» Exercise directions
Whenever a line below holds the word "einstein", copy that line.

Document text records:
══════════
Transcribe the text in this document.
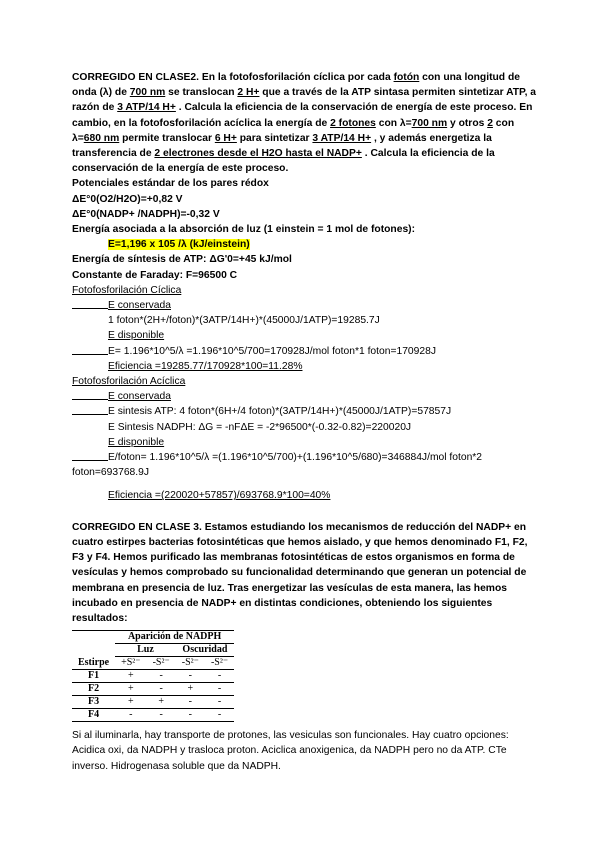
CORREGIDO EN CLASE2. En la fotofosforilación cíclica por cada fotón con una longitud de onda (λ) de 700 nm se translocan 2 H+ que a través de la ATP sintasa permiten sintetizar ATP, a razón de 3 ATP/14 H+ . Calcula la eficiencia de la conservación de energía de este proceso. En cambio, en la fotofosforilación acíclica la energía de 2 fotones con λ=700 nm y otros 2 con λ=680 nm permite translocar 6 H+ para sintetizar 3 ATP/14 H+ , y además energetiza la transferencia de 2 electrones desde el H2O hasta el NADP+ . Calcula la eficiencia de la conservación de la energía de este proceso.

Potenciales estándar de los pares rédox

ΔE°0(O2/H2O)=+0,82 V

ΔE°0(NADP+ /NADPH)=-0,32 V

Energía asociada a la absorción de luz (1 einstein = 1 mol de fotones):

E=1,196 x 105 /λ (kJ/einstein)

Energía de síntesis de ATP: ΔG'0=+45 kJ/mol

Constante de Faraday: F=96500 C

Fotofosforilación Cíclica

E conservada

1 foton*(2H+/foton)*(3ATP/14H+)*(45000J/1ATP)=19285.7J

E disponible

E= 1.196*10^5/λ =1.196*10^5/700=170928J/mol foton*1 foton=170928J

Eficiencia =19285.77/170928*100=11.28%

Fotofosforilación Acíclica

E conservada

E sintesis ATP: 4 foton*(6H+/4 foton)*(3ATP/14H+)*(45000J/1ATP)=57857J

E Sintesis NADPH: ΔG = -nFΔE = -2*96500*(-0.32-0.82)=220020J

E disponible

E/foton= 1.196*10^5/λ =(1.196*10^5/700)+(1.196*10^5/680)=346884J/mol foton*2

foton=693768.9J

Eficiencia =(220020+57857)/693768.9*100=40%

CORREGIDO EN CLASE 3. Estamos estudiando los mecanismos de reducción del NADP+ en cuatro estirpes bacterias fotosintéticas que hemos aislado, y que hemos denominado F1, F2, F3 y F4. Hemos purificado las membranas fotosintéticas de estos organismos en forma de vesículas y hemos comprobado su funcionalidad determinando que generan un potencial de membrana en presencia de luz. Tras energetizar las vesículas de esta manera, las hemos incubado en presencia de NADP+ en distintas condiciones, obteniendo los siguientes resultados:

	Aparición de NADPH			
	Luz		Oscuridad	
Estirpe	+S²⁻	-S²⁻	-S²⁻	-S²⁻
F1	+	-	-	-
F2	+	-	+	-
F3	+	+	-	-
F4	-	-	-	-

Si al iluminarla, hay transporte de protones, las vesiculas son funcionales. Hay cuatro opciones: Acidica oxi, da NADPH y trasloca proton. Aciclica anoxigenica, da NADPH pero no da ATP. CTe inverso. Hidrogenasa soluble que da NADPH.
══════════
» Answer for the task
Energía asociada a la absorción de luz (1 einstein = 1 mol de fotones):
E=1,196 x 105 /λ (kJ/einstein)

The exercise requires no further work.